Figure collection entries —
▬▬▬▬▬▬▬▬▬▬
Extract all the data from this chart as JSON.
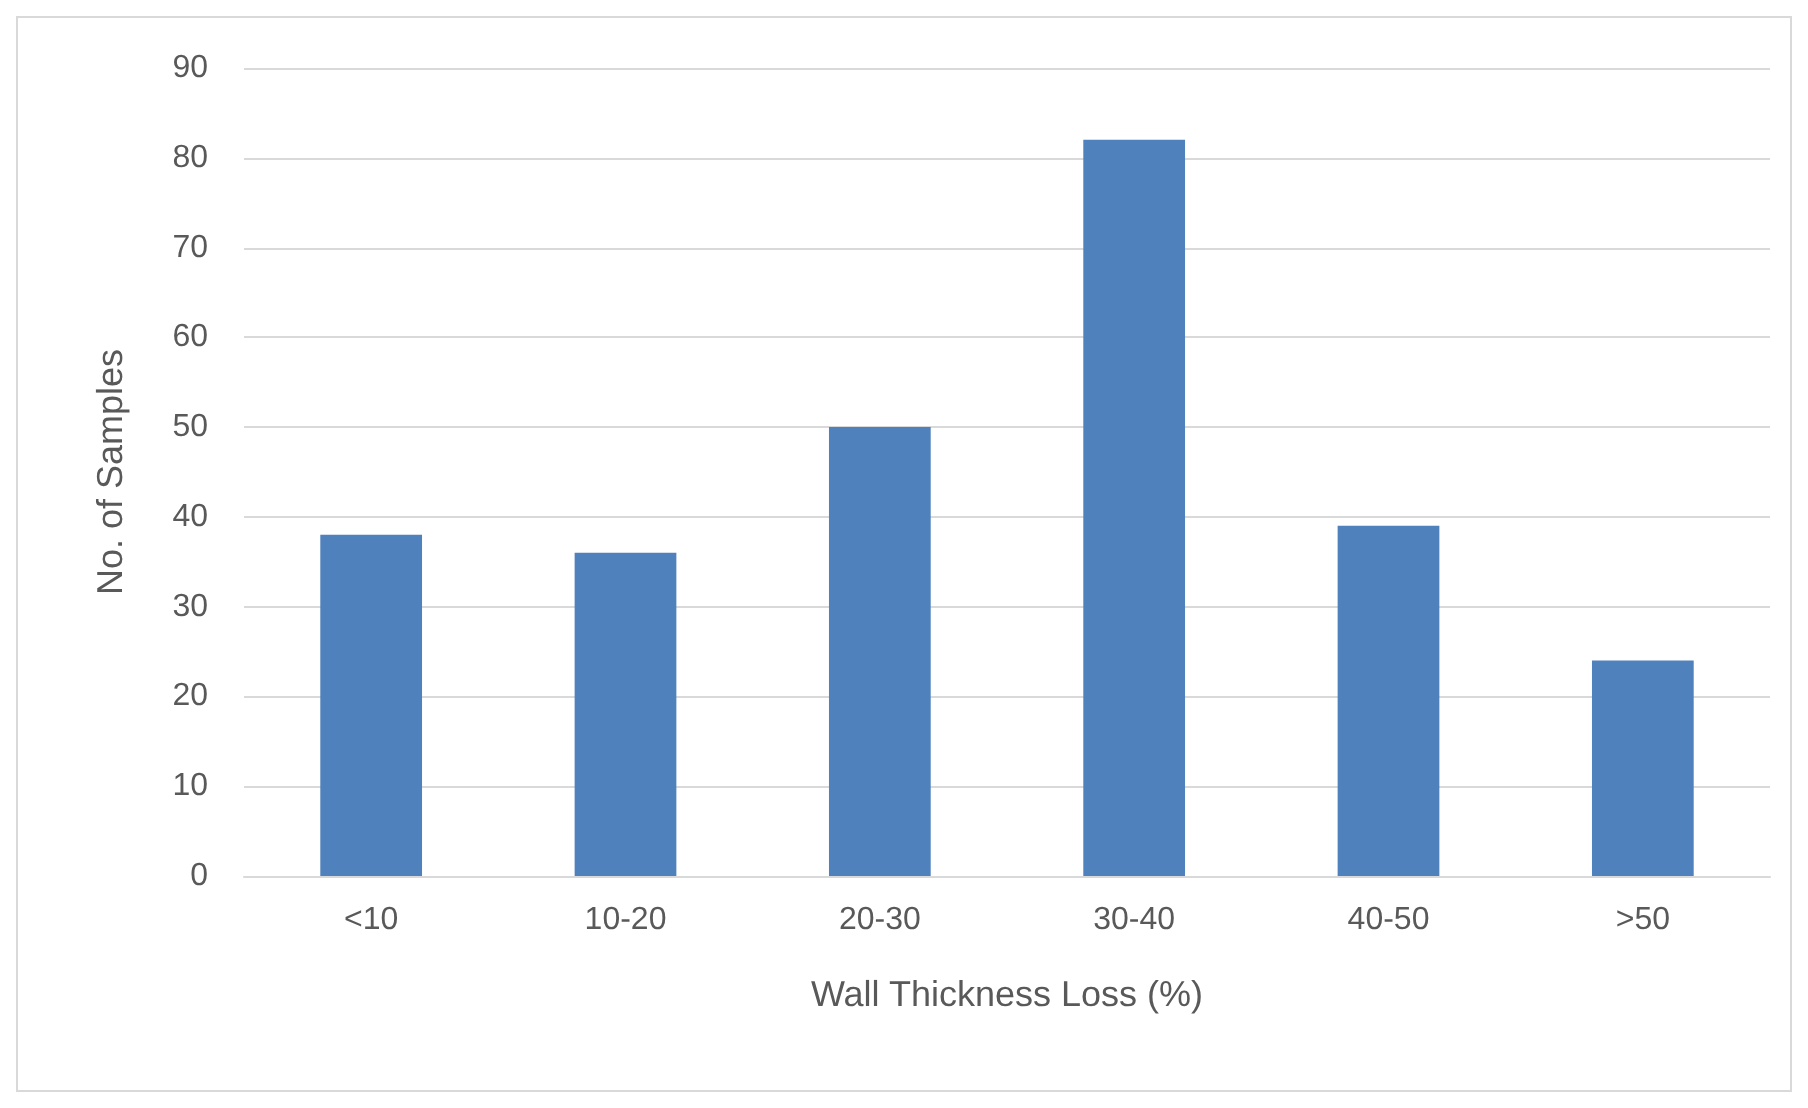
{
  "chart_data": {
    "type": "bar",
    "xlabel": "Wall Thickness Loss (%)",
    "ylabel": "No. of Samples",
    "categories": [
      "<10",
      "10-20",
      "20-30",
      "30-40",
      "40-50",
      ">50"
    ],
    "values": [
      38,
      36,
      50,
      82,
      39,
      24
    ],
    "color": "#4f81bd",
    "ylim": [
      0,
      90
    ],
    "yticks": [
      0,
      10,
      20,
      30,
      40,
      50,
      60,
      70,
      80,
      90
    ],
    "grid": "y"
  }
}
▬▬▬▬▬▬▬▬▬▬
Return the material word for word. Pictures are not part of the copy.

Extract all the data from this chart as JSON.
{
  "chart_data": {
    "type": "bar",
    "xlabel": "Wall Thickness Loss (%)",
    "ylabel": "No. of Samples",
    "categories": [
      "<10",
      "10-20",
      "20-30",
      "30-40",
      "40-50",
      ">50"
    ],
    "values": [
      38,
      36,
      50,
      82,
      39,
      24
    ],
    "color": "#4f81bd",
    "ylim": [
      0,
      90
    ],
    "yticks": [
      0,
      10,
      20,
      30,
      40,
      50,
      60,
      70,
      80,
      90
    ],
    "grid": "y"
  }
}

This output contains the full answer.